• **RECORD SET**:
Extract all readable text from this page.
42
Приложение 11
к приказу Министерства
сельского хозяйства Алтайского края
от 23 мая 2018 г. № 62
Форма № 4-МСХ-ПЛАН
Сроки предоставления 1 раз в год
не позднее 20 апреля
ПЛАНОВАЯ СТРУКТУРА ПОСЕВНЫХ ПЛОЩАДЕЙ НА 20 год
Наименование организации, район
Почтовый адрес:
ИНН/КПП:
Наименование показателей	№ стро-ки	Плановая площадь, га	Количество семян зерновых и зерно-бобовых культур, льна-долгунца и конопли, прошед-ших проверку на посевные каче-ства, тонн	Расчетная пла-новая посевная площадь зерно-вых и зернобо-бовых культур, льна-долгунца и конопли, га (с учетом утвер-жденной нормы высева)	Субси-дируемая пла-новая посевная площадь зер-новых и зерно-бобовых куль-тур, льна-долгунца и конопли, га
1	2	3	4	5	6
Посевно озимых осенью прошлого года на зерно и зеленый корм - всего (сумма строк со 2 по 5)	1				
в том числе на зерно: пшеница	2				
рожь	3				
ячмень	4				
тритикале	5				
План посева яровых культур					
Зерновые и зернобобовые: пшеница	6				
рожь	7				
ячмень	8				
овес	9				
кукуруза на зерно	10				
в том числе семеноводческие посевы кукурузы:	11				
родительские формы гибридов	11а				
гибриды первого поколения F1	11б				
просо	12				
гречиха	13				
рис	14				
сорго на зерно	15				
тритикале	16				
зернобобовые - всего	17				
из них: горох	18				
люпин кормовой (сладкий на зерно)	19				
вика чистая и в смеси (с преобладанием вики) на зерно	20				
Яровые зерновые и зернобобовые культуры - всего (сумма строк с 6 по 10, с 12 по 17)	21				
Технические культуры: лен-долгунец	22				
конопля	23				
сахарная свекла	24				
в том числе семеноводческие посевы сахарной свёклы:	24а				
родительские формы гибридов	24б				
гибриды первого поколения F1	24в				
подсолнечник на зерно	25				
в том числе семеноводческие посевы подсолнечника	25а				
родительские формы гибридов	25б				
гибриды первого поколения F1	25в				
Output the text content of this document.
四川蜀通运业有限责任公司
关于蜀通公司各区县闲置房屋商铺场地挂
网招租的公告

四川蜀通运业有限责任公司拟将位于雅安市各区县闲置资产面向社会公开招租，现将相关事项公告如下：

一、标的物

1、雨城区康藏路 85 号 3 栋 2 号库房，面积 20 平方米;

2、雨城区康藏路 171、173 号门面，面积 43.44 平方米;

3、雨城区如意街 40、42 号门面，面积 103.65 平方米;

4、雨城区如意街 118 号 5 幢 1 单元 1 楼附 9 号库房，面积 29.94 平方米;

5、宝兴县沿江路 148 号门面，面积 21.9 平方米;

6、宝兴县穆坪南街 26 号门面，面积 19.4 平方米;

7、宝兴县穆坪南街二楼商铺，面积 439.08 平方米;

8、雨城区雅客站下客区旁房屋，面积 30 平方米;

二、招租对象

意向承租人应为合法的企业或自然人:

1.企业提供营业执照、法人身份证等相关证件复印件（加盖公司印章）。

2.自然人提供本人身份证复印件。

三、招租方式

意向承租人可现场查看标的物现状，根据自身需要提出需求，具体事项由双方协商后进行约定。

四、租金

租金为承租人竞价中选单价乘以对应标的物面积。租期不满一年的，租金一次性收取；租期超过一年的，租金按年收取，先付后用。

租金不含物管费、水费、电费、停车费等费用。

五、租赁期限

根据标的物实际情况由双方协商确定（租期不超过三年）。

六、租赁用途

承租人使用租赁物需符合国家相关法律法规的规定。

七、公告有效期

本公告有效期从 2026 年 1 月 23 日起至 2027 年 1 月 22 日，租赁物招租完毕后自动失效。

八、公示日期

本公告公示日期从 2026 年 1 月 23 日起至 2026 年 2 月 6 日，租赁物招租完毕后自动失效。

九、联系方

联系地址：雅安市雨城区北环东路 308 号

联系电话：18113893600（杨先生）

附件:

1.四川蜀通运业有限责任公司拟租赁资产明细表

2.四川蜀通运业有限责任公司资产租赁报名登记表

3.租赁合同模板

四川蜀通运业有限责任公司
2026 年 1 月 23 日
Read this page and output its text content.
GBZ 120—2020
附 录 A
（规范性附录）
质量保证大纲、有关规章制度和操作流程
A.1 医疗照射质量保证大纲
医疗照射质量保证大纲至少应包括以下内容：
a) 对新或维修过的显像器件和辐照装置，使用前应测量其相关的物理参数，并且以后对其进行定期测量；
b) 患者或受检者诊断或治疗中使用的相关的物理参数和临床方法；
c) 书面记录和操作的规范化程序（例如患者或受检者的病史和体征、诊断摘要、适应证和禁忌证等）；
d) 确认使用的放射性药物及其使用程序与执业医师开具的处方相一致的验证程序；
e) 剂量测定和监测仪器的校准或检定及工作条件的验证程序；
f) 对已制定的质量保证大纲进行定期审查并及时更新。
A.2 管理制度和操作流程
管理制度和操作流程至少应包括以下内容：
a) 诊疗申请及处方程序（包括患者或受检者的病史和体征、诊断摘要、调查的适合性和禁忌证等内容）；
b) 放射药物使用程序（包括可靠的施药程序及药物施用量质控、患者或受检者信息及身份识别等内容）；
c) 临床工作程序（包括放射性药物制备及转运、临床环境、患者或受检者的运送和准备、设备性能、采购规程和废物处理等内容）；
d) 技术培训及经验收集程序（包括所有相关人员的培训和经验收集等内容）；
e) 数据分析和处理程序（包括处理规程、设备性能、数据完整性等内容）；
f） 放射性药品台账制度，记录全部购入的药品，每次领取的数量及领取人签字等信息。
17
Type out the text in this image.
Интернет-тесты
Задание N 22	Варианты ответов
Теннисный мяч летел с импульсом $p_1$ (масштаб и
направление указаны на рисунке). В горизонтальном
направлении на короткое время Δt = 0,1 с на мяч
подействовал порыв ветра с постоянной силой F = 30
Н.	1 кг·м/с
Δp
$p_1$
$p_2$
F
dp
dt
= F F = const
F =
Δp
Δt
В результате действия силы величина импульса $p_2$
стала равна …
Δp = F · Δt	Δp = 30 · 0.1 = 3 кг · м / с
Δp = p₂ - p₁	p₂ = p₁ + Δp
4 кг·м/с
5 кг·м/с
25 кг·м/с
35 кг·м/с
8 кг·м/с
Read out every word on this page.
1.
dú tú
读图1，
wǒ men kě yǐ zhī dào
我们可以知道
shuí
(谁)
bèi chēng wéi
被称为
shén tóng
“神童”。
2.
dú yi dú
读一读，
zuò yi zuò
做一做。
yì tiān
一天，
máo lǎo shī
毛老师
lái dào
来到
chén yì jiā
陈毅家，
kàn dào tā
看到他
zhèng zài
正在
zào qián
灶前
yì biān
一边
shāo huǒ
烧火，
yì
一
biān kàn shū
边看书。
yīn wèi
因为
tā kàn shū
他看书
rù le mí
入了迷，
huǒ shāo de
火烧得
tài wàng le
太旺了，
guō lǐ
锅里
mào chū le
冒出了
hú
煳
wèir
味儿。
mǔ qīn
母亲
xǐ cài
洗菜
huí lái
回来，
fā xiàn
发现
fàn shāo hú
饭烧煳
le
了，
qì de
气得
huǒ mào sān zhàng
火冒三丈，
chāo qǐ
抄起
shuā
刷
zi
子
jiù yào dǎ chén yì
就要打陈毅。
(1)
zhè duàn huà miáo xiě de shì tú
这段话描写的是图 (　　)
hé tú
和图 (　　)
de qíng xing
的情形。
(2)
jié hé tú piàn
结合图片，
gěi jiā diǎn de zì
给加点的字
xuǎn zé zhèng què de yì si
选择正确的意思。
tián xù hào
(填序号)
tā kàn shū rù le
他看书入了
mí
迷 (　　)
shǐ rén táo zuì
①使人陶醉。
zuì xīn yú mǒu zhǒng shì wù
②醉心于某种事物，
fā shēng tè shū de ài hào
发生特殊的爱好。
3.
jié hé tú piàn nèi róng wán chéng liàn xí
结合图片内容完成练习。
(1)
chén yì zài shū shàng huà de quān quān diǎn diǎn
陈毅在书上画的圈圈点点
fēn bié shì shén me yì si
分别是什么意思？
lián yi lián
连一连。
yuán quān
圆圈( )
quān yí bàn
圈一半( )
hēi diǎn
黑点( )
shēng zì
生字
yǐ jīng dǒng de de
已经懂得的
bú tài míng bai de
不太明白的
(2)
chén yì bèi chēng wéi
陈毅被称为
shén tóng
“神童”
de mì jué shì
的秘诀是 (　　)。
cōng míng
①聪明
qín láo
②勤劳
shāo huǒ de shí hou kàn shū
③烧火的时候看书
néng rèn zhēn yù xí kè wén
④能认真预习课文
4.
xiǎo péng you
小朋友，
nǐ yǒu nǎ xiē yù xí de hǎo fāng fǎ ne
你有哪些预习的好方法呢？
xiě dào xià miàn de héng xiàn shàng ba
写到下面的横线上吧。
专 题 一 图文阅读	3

• **GOAL**: Locate the word "xiàn" in the records above, and return each line that has it.

• **EXERCISE RESPONSE**:
fā xiàn
xiě dào xià miàn de héng xiàn shàng ba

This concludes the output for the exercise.